> PROBLEM REQUIREMENTS
Below is a block of records: output all of them exactly and leave out the pictures.

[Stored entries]
────────────────────────────────────────

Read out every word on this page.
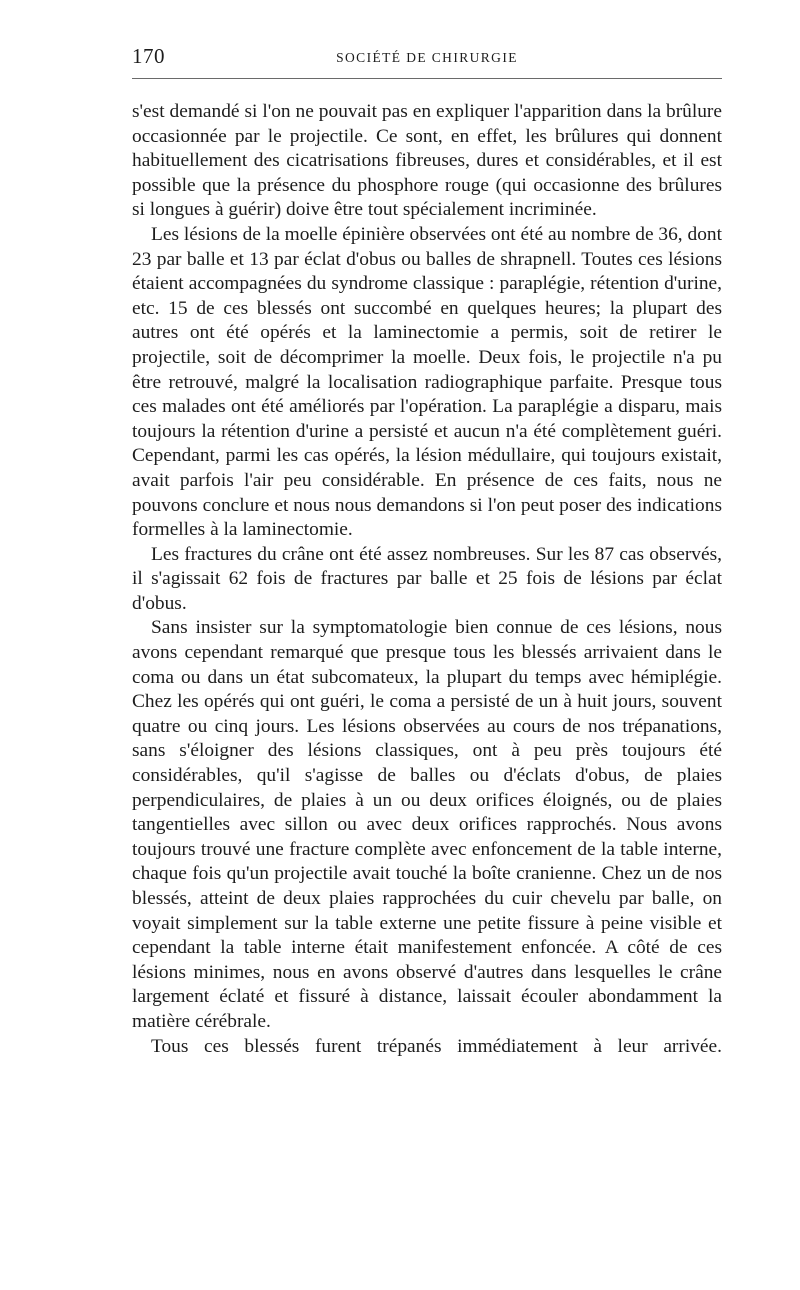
170	SOCIÉTÉ DE CHIRURGIE

s'est demandé si l'on ne pouvait pas en expliquer l'apparition dans la brûlure occasionnée par le projectile. Ce sont, en effet, les brûlures qui donnent habituellement des cicatrisations fibreuses, dures et considérables, et il est possible que la présence du phosphore rouge (qui occasionne des brûlures si longues à guérir) doive être tout spécialement incriminée.

Les lésions de la moelle épinière observées ont été au nombre de 36, dont 23 par balle et 13 par éclat d'obus ou balles de shrapnell. Toutes ces lésions étaient accompagnées du syndrome classique : paraplégie, rétention d'urine, etc. 15 de ces blessés ont succombé en quelques heures; la plupart des autres ont été opérés et la laminectomie a permis, soit de retirer le projectile, soit de décomprimer la moelle. Deux fois, le projectile n'a pu être retrouvé, malgré la localisation radiographique parfaite. Presque tous ces malades ont été améliorés par l'opération. La paraplégie a disparu, mais toujours la rétention d'urine a persisté et aucun n'a été complètement guéri. Cependant, parmi les cas opérés, la lésion médullaire, qui toujours existait, avait parfois l'air peu considérable. En présence de ces faits, nous ne pouvons conclure et nous nous demandons si l'on peut poser des indications formelles à la laminectomie.

Les fractures du crâne ont été assez nombreuses. Sur les 87 cas observés, il s'agissait 62 fois de fractures par balle et 25 fois de lésions par éclat d'obus.

Sans insister sur la symptomatologie bien connue de ces lésions, nous avons cependant remarqué que presque tous les blessés arrivaient dans le coma ou dans un état subcomateux, la plupart du temps avec hémiplégie. Chez les opérés qui ont guéri, le coma a persisté de un à huit jours, souvent quatre ou cinq jours. Les lésions observées au cours de nos trépanations, sans s'éloigner des lésions classiques, ont à peu près toujours été considérables, qu'il s'agisse de balles ou d'éclats d'obus, de plaies perpendiculaires, de plaies à un ou deux orifices éloignés, ou de plaies tangentielles avec sillon ou avec deux orifices rapprochés. Nous avons toujours trouvé une fracture complète avec enfoncement de la table interne, chaque fois qu'un projectile avait touché la boîte cranienne. Chez un de nos blessés, atteint de deux plaies rapprochées du cuir chevelu par balle, on voyait simplement sur la table externe une petite fissure à peine visible et cependant la table interne était manifestement enfoncée. A côté de ces lésions minimes, nous en avons observé d'autres dans lesquelles le crâne largement éclaté et fissuré à distance, laissait écouler abondamment la matière cérébrale.

Tous ces blessés furent trépanés immédiatement à leur arrivée.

────────────────────────────────────────

> ANSWER TO THIS PROBLEM
Read out every word on this page.
170	SOCIÉTÉ DE CHIRURGIE

s'est demandé si l'on ne pouvait pas en expliquer l'apparition dans la brûlure occasionnée par le projectile. Ce sont, en effet, les brûlures qui donnent habituellement des cicatrisations fibreuses, dures et considérables, et il est possible que la présence du phosphore rouge (qui occasionne des brûlures si longues à guérir) doive être tout spécialement incriminée.

Les lésions de la moelle épinière observées ont été au nombre de 36, dont 23 par balle et 13 par éclat d'obus ou balles de shrapnell. Toutes ces lésions étaient accompagnées du syndrome classique : paraplégie, rétention d'urine, etc. 15 de ces blessés ont succombé en quelques heures; la plupart des autres ont été opérés et la laminectomie a permis, soit de retirer le projectile, soit de décomprimer la moelle. Deux fois, le projectile n'a pu être retrouvé, malgré la localisation radiographique parfaite. Presque tous ces malades ont été améliorés par l'opération. La paraplégie a disparu, mais toujours la rétention d'urine a persisté et aucun n'a été complètement guéri. Cependant, parmi les cas opérés, la lésion médullaire, qui toujours existait, avait parfois l'air peu considérable. En présence de ces faits, nous ne pouvons conclure et nous nous demandons si l'on peut poser des indications formelles à la laminectomie.

Les fractures du crâne ont été assez nombreuses. Sur les 87 cas observés, il s'agissait 62 fois de fractures par balle et 25 fois de lésions par éclat d'obus.

Sans insister sur la symptomatologie bien connue de ces lésions, nous avons cependant remarqué que presque tous les blessés arrivaient dans le coma ou dans un état subcomateux, la plupart du temps avec hémiplégie. Chez les opérés qui ont guéri, le coma a persisté de un à huit jours, souvent quatre ou cinq jours. Les lésions observées au cours de nos trépanations, sans s'éloigner des lésions classiques, ont à peu près toujours été considérables, qu'il s'agisse de balles ou d'éclats d'obus, de plaies perpendiculaires, de plaies à un ou deux orifices éloignés, ou de plaies tangentielles avec sillon ou avec deux orifices rapprochés. Nous avons toujours trouvé une fracture complète avec enfoncement de la table interne, chaque fois qu'un projectile avait touché la boîte cranienne. Chez un de nos blessés, atteint de deux plaies rapprochées du cuir chevelu par balle, on voyait simplement sur la table externe une petite fissure à peine visible et cependant la table interne était manifestement enfoncée. A côté de ces lésions minimes, nous en avons observé d'autres dans lesquelles le crâne largement éclaté et fissuré à distance, laissait écouler abondamment la matière cérébrale.

Tous ces blessés furent trépanés immédiatement à leur arrivée.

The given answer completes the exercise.